* **TEXT UNDER STUDY**
☆ ☆ ☆
The shampoo I lather on the kids’ head is in fact the cheapest I could find. $1.50 per bottle. It’s supposed to smell like apples, and it even does without any gross chemical underlinger. The soap is cucumber and green tea, and also new today. Everything smells good. Phoenix says, quite judiciously, “That soap looks expensive, I won’t use much.” I think how Nels and I are birds of a feather and would spend our last dime on dinner with friends and a box of cheap wine to keep us company. Phoenix takes more after her dad (and my brother, it appears). More… measured. Conservative.

The bathroom is filled with steam and our large kitty Harris purrs as the kids drip water on his coat; he waits and watches with contentedly slanted demon eyes. The kids squint up at me: “It’s your birthday,” they tell me. “Do you know how old I am?” I ask. “34” replies Phoenix, her face as bright as a penny. Nels smiles, reaches for a kiss, whispers, “34”. It has some kind of meaning.

Tired. I forgot to even tell you about the whole Wishkah Valley High School / TRALI / blood donation thing yesterday. Surreal. Ralph came out with me. I’m really grateful he came, as my vision swam a bit during and after my “donation” (hardly – rather three small sample vials). Very odd.

And lumberjacky.

Lumberjack Pride

“just keep ’em appetizing!”

The last few days have been full of lots of home-cooking. A broccoli, swiss, and pepperjack quiche, an apple pie with oat, brown sugar, pecan and cranberry topping, baguettes, green beans, mashed potatoes (SERIOUSLY Ralph does a great job on these), pot roast and green beans, spaghetti and meatballs (in case you’re wondering, two days ago Phoenix emphatically lifted vegetarian requirements but suggests organic and/or ethical meat when we cook with it), butter broccoli, roasted garbanzo beans atop red and white basmati rice (again, Ralph nailed this one) with an attendant fresh-veggie tray, salad with butter lettuce and cherry tomatoes that burst in one’s mouth, sweet tea and our usual hot coffee, ice cold Red Hook beer.

I struggle with occasional experiences of guilt when it comes to my kids and their care – food is an aspect of that care and it’s hard to feel daily okay about my efforts (unless you’ve been a mom you may not fully understand – not that every mom necessarily does, either).  In a more balanced vein, the part of me that feels genuinely Me instead of feeling under pressure, one of my pleasures in life is to cook for those who enjoy the food provided; there is an additional pleasure I get in seeing my kids devour everything on their plates (which they don’t always do, but for instance they did tonight). I think it’s a pretty simple thing, really. Their bodies and minds are strong and beautiful and growing; their robust appetite reminds me of this and feels like an odd sense of security and love. I also genuinely enjoy it when I’m able to provide someone with the exact thing they want, and my family loves what I provide. My kids tell me fresh bread or lemon asparagus or frijoles refritos or hardboiled eggs and carrot sticks or bún thịt xào; I can make it happen as if by magic, and always with love.

Tonight I worked right up until I realized it was long time for me to rest. I wanted to be brave enough to not do the dishes (Ralph almost always does them but tonight he watched a movie with me instead). But, no dice, becuase once I get an idea in my head it’s hard to let it go. Just after 4 AM I washed dishes and wiped counters and made some new sweet tea for Ralph tomorrow but soon l I felt genuinely beat, and I still had more work to do. I followed the kids through their bath and picked up bath toys and re-sorted tidied the living room…

and got a cold beer and came to bed and turned on a ghost television show on Netflix …

And now? Close the laptop and take a few minutes with the kiddos before Slumbertown, Population: Us.
☆ ☆ ☆
* **REQUIRED WORK**
In the blog post, how much does a bottle of the kids' shampoo cost? Answer using only the blog post.
☆ ☆ ☆
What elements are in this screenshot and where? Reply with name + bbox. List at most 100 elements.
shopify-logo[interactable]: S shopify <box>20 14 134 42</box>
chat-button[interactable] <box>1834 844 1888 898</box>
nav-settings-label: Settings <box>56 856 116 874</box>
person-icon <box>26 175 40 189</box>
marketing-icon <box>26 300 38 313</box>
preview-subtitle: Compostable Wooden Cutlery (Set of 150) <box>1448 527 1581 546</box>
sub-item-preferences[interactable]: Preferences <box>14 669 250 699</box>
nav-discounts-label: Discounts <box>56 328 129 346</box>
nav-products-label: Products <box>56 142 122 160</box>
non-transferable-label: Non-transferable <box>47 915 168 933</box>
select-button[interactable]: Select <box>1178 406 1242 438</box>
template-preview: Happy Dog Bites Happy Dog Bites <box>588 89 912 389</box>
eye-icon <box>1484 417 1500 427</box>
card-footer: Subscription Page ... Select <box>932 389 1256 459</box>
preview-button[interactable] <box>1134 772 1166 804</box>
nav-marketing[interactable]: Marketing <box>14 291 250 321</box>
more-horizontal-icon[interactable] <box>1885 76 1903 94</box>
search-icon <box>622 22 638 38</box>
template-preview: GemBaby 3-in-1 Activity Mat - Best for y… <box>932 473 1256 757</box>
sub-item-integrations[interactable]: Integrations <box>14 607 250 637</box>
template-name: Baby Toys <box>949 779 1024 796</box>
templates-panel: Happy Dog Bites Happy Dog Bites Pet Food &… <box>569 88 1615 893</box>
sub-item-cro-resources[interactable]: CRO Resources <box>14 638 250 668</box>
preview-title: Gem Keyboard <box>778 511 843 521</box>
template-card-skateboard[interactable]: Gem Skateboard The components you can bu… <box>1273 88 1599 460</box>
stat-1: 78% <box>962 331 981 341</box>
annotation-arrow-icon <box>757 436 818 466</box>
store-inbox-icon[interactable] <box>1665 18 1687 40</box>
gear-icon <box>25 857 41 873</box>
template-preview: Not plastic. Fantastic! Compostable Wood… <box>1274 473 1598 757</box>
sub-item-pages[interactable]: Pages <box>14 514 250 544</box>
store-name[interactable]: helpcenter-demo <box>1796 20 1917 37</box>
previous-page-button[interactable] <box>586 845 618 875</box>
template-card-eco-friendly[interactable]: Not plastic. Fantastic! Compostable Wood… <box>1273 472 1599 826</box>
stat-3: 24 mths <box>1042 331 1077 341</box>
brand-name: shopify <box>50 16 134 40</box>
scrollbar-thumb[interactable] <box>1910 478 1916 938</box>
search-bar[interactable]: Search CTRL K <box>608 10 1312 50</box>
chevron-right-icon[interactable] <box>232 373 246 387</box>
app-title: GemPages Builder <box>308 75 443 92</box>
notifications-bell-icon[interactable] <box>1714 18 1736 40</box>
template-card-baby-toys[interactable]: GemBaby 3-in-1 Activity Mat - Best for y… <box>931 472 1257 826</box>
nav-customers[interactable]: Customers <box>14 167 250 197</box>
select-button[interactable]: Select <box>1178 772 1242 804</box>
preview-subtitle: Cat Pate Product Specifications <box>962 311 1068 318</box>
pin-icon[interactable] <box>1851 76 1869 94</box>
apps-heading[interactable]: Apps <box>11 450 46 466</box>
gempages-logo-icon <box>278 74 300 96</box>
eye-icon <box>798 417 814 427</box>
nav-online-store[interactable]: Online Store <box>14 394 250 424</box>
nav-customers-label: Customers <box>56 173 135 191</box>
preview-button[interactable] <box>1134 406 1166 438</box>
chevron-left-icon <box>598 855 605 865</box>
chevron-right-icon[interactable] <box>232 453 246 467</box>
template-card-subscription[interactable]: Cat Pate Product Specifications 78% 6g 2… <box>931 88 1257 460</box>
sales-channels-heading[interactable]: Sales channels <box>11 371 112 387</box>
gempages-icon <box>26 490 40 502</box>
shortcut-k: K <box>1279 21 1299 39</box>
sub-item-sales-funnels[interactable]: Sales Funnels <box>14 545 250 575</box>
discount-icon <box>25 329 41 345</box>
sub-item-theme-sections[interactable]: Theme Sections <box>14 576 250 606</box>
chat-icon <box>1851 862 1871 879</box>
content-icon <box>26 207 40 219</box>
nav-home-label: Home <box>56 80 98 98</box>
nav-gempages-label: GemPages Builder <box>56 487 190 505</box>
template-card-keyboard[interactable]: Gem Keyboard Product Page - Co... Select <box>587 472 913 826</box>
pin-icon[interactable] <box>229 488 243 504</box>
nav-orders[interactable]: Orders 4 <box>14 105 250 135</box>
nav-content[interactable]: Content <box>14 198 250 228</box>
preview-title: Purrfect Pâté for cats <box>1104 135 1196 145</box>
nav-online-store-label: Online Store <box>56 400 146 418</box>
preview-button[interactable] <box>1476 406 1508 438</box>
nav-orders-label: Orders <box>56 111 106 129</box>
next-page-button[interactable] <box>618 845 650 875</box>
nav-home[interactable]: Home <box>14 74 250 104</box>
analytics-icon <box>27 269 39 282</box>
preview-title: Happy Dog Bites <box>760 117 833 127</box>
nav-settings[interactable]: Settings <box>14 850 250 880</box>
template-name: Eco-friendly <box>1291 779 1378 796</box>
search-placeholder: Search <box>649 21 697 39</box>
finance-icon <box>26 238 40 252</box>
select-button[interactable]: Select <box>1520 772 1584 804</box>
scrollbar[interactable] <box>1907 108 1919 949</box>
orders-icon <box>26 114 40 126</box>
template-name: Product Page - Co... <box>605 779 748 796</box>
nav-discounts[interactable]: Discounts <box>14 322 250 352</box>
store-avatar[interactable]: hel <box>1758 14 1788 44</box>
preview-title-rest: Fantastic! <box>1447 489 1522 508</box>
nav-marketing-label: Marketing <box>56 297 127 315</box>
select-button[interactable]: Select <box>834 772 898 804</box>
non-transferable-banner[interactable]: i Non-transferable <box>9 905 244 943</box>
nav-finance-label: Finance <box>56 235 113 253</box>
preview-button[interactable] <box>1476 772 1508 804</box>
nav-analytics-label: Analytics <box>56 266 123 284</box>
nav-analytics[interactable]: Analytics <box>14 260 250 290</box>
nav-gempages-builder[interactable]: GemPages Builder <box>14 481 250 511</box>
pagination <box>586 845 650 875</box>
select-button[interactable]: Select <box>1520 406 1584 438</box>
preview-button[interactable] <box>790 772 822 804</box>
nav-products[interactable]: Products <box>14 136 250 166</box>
☆ ☆ ☆
* **EXERCISE ANSWER**
$1.50 per bottle.